Examine each line of the data. Copy those that contain the string "走行Km".

--- START Data listing ---

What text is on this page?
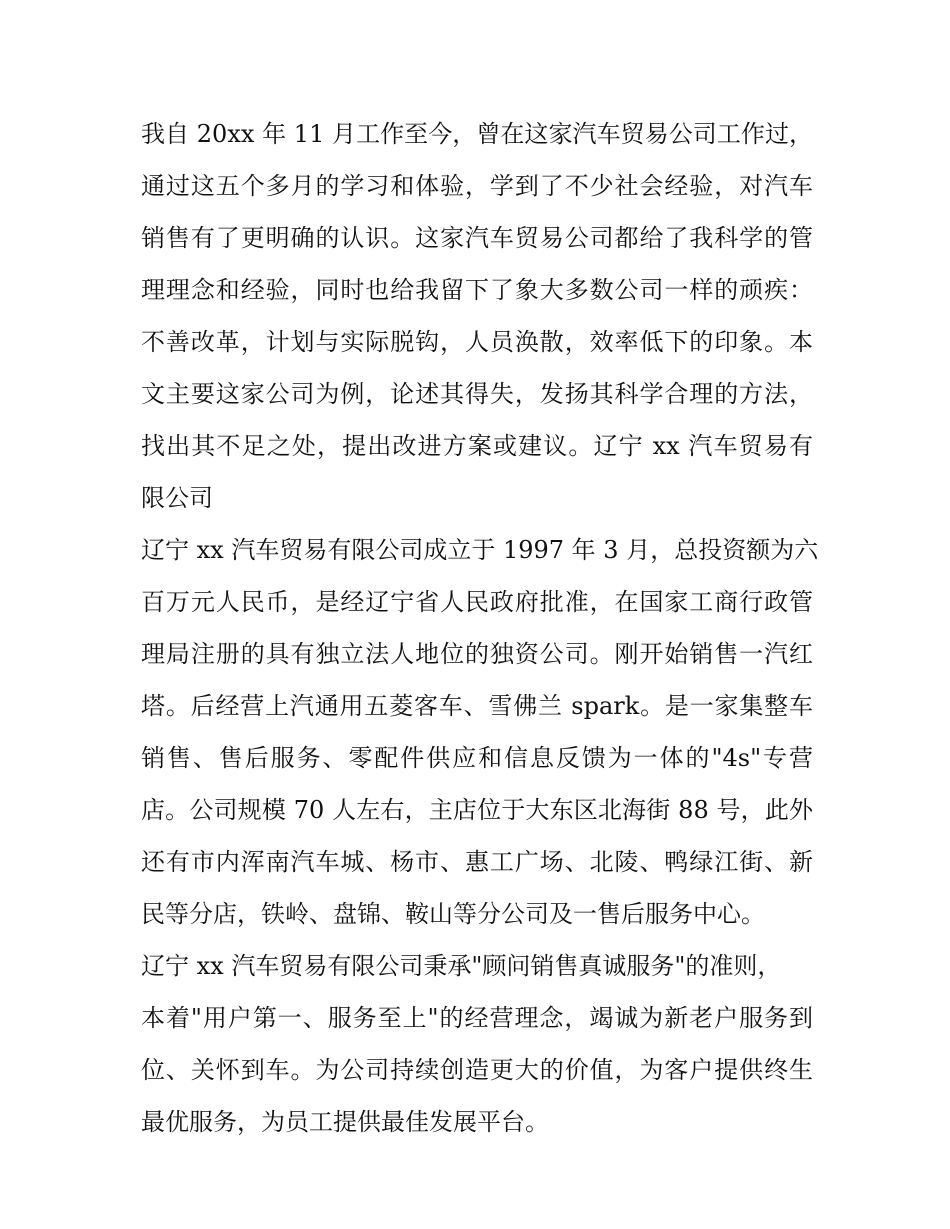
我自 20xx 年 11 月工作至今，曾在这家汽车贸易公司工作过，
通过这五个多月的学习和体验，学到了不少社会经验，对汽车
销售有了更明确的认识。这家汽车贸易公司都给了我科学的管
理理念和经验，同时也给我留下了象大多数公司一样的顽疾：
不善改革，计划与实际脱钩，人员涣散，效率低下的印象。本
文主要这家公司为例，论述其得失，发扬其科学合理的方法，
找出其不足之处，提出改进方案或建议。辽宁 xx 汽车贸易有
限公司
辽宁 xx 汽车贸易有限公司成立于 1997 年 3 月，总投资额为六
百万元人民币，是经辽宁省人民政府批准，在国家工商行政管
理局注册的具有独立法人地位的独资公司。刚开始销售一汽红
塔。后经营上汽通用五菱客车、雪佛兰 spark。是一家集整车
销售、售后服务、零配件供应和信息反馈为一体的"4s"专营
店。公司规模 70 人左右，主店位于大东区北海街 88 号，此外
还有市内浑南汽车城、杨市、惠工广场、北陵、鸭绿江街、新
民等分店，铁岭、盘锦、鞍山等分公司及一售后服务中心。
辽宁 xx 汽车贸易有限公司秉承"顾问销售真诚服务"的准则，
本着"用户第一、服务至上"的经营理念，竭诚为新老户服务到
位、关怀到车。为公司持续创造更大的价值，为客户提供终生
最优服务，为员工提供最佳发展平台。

--- END Data listing ---
--- START Data listing ---

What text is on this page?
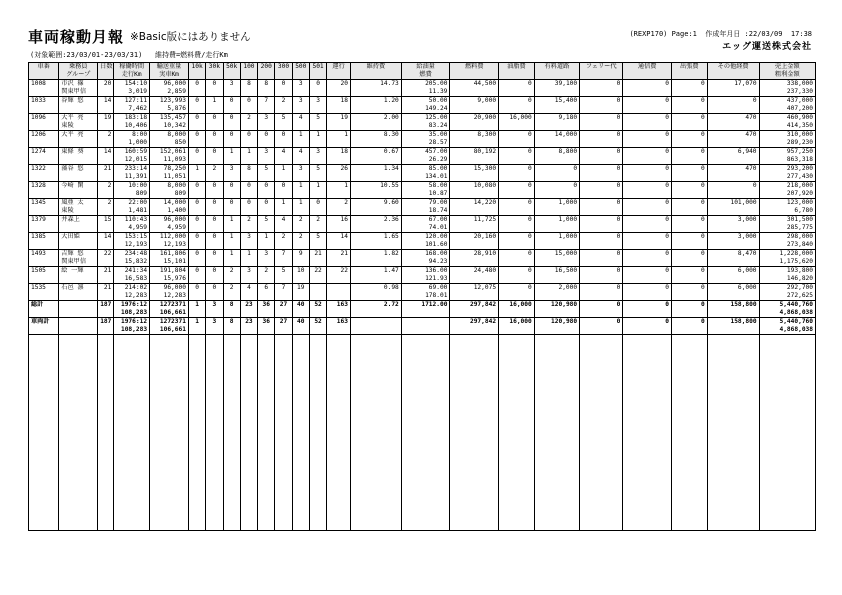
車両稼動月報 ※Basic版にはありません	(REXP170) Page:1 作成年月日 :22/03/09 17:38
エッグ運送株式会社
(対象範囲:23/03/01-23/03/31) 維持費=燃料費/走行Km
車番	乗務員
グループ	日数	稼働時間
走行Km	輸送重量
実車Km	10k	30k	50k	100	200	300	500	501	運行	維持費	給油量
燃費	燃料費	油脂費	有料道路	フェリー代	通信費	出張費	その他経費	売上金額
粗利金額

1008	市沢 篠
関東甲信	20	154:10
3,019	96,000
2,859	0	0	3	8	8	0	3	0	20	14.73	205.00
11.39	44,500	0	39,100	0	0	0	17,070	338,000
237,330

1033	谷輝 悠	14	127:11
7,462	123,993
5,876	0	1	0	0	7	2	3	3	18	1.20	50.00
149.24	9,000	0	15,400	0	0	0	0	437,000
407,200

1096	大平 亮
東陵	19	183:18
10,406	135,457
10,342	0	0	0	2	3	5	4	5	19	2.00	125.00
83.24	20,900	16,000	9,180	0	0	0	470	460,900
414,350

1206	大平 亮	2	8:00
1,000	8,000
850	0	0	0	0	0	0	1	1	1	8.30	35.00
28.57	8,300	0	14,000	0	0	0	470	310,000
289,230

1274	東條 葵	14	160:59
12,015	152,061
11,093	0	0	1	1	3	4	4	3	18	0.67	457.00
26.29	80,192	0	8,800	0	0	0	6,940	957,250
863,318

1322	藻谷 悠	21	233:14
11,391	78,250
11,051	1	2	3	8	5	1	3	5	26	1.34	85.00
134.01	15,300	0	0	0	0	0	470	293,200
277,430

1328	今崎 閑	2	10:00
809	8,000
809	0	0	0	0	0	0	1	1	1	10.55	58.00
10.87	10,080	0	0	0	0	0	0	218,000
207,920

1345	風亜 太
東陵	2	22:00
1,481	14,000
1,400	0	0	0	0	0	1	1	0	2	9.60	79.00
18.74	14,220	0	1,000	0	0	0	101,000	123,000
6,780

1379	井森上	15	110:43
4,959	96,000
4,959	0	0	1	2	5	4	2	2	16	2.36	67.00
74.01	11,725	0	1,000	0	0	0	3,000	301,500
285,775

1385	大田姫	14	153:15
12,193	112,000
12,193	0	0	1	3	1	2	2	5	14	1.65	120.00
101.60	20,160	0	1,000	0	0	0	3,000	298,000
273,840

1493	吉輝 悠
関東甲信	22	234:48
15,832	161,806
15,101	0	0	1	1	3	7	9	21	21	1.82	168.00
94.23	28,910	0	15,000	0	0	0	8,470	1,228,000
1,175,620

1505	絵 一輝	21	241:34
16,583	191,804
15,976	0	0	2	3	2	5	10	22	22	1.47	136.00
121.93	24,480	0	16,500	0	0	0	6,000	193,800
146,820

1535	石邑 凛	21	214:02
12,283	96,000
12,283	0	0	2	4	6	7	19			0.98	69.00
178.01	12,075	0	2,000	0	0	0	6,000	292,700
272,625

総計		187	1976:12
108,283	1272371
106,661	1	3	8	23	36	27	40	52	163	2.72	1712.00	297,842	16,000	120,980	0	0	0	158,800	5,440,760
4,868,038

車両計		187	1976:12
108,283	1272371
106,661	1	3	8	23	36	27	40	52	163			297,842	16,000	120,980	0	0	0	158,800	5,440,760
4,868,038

--- END Data listing ---

- Task result:
(対象範囲:23/03/01-23/03/31) 維持費=燃料費/走行Km
走行Km	輸送重量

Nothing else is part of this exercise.